---------- Stored rows ----------

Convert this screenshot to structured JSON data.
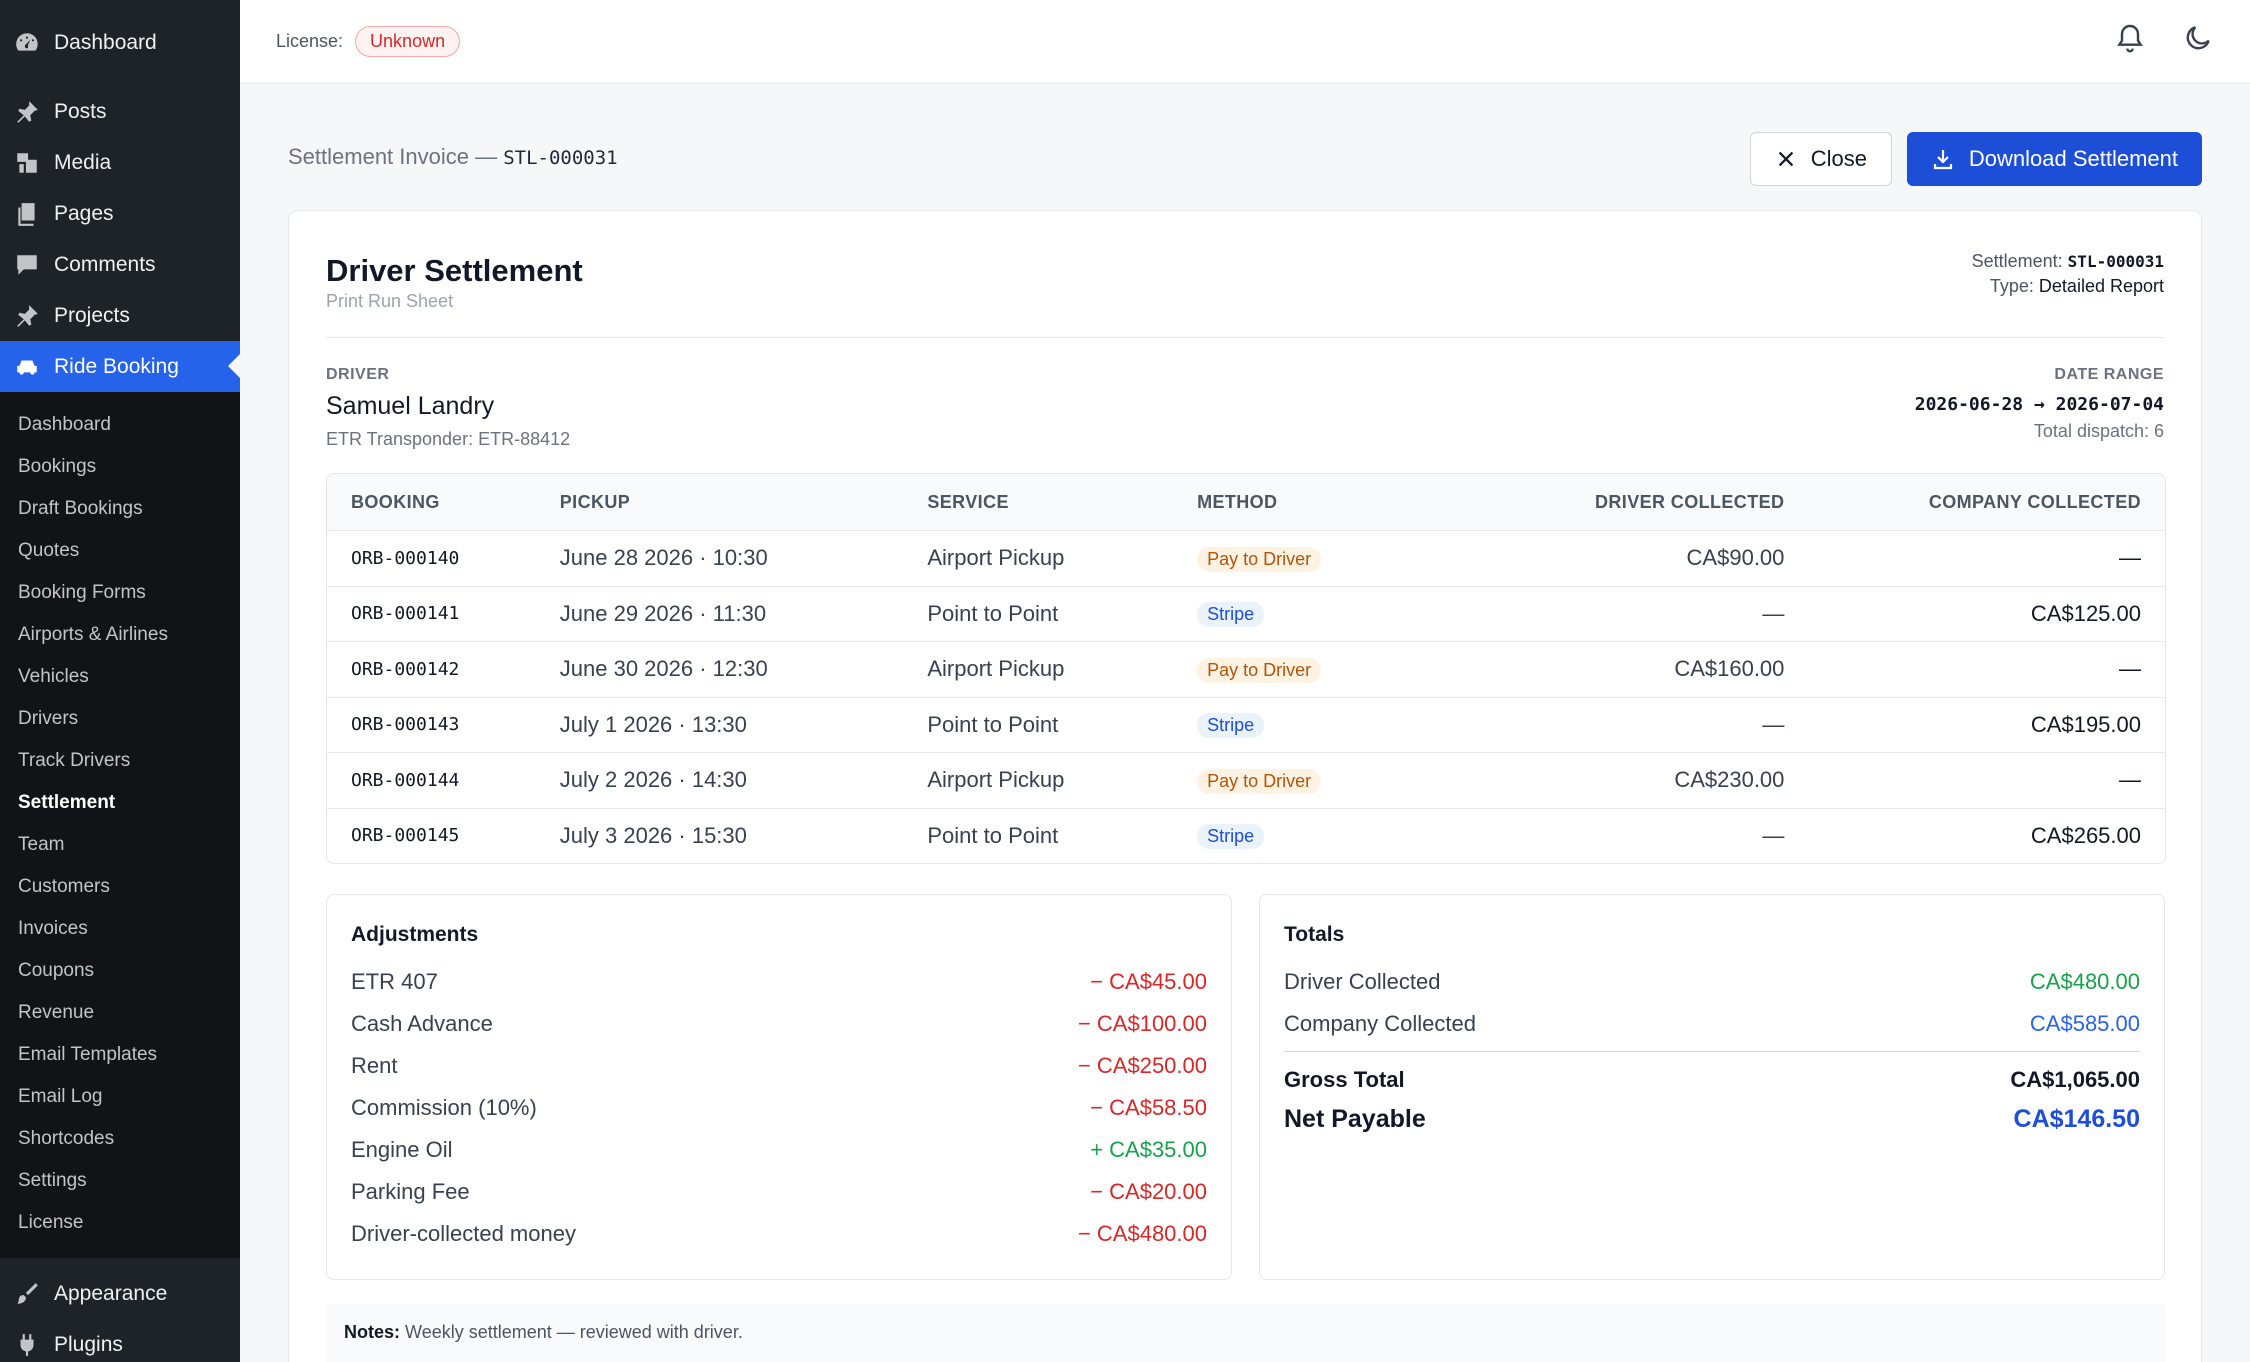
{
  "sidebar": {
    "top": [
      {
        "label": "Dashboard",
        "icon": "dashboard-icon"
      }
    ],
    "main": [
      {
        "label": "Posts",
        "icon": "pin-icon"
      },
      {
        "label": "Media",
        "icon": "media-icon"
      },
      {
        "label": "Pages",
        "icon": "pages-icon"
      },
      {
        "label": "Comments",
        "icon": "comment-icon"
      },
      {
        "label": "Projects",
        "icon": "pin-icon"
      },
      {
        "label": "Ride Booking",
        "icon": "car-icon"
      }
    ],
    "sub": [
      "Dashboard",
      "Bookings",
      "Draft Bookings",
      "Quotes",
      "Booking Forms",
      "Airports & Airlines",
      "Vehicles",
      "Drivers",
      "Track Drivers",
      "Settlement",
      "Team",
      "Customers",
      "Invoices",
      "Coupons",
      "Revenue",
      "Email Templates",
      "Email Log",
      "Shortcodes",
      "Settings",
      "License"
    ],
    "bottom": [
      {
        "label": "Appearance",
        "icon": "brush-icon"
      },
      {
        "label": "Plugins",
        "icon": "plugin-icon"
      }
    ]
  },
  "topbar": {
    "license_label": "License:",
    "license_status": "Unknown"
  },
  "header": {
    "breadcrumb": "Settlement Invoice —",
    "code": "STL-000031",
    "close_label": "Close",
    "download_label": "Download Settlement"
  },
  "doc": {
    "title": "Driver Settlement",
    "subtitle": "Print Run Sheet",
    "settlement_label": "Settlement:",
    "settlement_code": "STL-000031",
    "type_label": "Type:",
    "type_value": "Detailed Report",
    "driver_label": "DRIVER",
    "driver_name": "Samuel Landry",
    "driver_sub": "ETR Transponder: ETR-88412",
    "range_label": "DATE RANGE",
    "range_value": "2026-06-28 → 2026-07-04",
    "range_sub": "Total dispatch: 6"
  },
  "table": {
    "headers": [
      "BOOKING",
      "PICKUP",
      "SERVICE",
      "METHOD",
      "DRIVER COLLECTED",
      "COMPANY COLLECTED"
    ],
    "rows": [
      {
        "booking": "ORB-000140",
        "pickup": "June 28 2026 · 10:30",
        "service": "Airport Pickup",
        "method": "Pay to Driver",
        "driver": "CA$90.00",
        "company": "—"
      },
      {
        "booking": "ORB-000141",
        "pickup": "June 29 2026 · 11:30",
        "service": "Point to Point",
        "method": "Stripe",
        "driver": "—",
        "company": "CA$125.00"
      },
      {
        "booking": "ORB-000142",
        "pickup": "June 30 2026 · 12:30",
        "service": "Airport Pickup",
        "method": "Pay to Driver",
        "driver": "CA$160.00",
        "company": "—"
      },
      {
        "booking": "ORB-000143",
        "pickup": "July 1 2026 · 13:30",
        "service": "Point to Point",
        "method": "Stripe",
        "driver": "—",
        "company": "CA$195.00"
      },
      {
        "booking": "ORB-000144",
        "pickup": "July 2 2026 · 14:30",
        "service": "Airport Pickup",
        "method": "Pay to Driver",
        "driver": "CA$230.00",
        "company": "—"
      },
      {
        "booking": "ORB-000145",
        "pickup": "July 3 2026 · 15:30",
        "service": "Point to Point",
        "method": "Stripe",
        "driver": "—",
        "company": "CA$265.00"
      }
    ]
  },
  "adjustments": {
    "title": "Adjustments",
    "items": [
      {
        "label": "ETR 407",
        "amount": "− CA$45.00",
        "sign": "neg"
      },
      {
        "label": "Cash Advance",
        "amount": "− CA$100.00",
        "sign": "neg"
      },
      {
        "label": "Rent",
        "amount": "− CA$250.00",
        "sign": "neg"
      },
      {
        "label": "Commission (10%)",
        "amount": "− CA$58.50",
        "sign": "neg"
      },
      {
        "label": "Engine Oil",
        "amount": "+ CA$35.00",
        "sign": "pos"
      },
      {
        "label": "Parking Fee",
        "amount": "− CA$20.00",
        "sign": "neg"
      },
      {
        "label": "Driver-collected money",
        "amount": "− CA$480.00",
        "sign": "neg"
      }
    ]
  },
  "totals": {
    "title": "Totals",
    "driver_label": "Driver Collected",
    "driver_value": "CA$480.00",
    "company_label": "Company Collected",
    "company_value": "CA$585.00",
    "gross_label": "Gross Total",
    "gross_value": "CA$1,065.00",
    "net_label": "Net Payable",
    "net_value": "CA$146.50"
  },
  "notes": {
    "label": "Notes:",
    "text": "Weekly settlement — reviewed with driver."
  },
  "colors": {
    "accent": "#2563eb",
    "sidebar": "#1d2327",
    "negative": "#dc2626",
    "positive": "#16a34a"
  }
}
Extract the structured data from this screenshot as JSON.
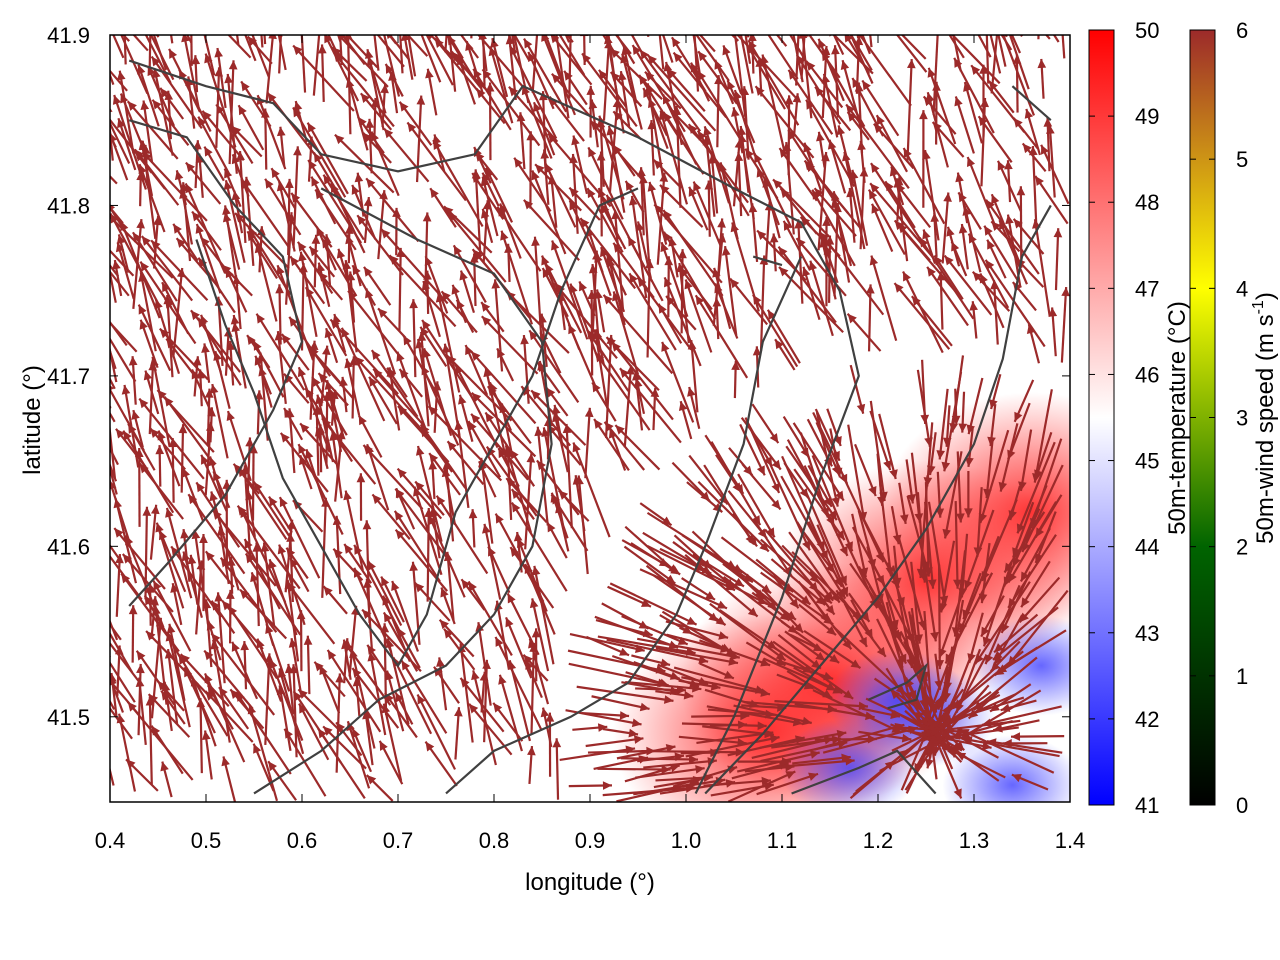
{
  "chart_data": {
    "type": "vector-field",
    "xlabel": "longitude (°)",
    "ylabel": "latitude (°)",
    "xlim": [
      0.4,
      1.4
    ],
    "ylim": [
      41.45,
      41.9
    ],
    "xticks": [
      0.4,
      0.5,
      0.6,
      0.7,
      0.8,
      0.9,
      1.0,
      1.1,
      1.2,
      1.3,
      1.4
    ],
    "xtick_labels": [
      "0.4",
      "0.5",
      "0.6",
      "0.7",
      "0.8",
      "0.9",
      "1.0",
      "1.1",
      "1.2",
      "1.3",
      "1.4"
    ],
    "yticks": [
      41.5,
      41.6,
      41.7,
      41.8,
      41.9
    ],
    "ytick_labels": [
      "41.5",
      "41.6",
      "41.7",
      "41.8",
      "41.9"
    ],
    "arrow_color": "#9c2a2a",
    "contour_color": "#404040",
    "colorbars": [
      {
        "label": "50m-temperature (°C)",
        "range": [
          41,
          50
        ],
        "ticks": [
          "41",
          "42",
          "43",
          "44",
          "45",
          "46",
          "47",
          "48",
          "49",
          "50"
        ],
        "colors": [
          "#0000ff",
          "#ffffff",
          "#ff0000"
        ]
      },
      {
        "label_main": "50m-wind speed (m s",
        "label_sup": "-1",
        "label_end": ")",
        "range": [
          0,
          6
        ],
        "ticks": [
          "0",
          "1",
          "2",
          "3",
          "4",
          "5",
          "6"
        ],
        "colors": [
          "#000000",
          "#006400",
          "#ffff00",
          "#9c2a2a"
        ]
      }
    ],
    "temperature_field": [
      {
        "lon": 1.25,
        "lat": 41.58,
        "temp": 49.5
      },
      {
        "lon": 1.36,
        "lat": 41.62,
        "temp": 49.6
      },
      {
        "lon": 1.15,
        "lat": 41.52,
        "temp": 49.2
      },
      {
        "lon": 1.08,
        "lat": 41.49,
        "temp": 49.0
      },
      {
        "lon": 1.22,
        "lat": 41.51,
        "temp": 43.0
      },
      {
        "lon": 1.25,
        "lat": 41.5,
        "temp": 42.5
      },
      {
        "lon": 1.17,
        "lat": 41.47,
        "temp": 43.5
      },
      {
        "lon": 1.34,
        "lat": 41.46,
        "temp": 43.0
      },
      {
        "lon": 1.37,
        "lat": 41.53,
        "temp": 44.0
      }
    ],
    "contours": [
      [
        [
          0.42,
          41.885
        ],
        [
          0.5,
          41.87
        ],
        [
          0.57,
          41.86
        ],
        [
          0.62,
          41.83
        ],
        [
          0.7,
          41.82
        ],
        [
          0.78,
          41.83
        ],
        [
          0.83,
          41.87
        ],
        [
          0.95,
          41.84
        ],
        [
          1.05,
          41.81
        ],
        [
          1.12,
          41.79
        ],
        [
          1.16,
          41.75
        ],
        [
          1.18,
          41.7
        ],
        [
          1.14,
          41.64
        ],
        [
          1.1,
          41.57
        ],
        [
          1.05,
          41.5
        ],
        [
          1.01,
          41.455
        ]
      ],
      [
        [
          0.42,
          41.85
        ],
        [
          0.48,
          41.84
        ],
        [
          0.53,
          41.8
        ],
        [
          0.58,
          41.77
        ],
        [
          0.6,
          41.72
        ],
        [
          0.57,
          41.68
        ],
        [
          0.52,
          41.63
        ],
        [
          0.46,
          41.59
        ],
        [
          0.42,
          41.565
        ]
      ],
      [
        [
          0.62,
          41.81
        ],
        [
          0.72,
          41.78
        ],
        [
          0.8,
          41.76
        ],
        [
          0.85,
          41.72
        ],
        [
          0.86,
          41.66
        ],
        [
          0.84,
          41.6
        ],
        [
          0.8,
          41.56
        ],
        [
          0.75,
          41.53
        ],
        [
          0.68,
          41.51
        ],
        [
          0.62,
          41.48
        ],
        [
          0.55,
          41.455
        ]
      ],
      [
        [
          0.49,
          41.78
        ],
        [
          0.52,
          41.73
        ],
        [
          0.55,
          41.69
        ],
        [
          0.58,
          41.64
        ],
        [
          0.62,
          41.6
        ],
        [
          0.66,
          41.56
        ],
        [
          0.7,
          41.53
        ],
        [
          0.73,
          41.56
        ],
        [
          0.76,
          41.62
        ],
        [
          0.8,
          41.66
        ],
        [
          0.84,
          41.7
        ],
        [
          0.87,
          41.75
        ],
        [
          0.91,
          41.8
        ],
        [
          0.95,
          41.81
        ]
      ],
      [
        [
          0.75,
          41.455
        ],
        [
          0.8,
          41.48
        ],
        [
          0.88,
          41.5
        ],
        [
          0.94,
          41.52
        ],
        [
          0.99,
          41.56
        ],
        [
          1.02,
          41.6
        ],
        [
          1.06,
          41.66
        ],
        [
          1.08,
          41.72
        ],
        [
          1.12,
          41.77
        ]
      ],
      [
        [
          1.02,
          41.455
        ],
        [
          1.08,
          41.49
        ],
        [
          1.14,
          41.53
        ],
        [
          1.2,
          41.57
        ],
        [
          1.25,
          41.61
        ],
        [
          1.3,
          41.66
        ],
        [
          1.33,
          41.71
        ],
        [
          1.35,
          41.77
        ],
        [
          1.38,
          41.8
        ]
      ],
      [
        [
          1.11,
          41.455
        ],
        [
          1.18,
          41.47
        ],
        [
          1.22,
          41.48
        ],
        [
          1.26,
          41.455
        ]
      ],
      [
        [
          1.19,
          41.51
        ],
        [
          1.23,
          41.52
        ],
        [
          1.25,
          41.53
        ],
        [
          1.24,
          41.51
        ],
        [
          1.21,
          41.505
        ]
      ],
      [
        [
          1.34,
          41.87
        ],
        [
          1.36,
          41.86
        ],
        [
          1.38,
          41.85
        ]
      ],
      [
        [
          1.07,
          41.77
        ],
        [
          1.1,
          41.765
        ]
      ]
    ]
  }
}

----------

*The task*
Check all the records above and select each line where the string "this" is found.

*Finished answer*
Convert this screenshot to structured JSON data.
Extract the structured data from this screenshot as JSON.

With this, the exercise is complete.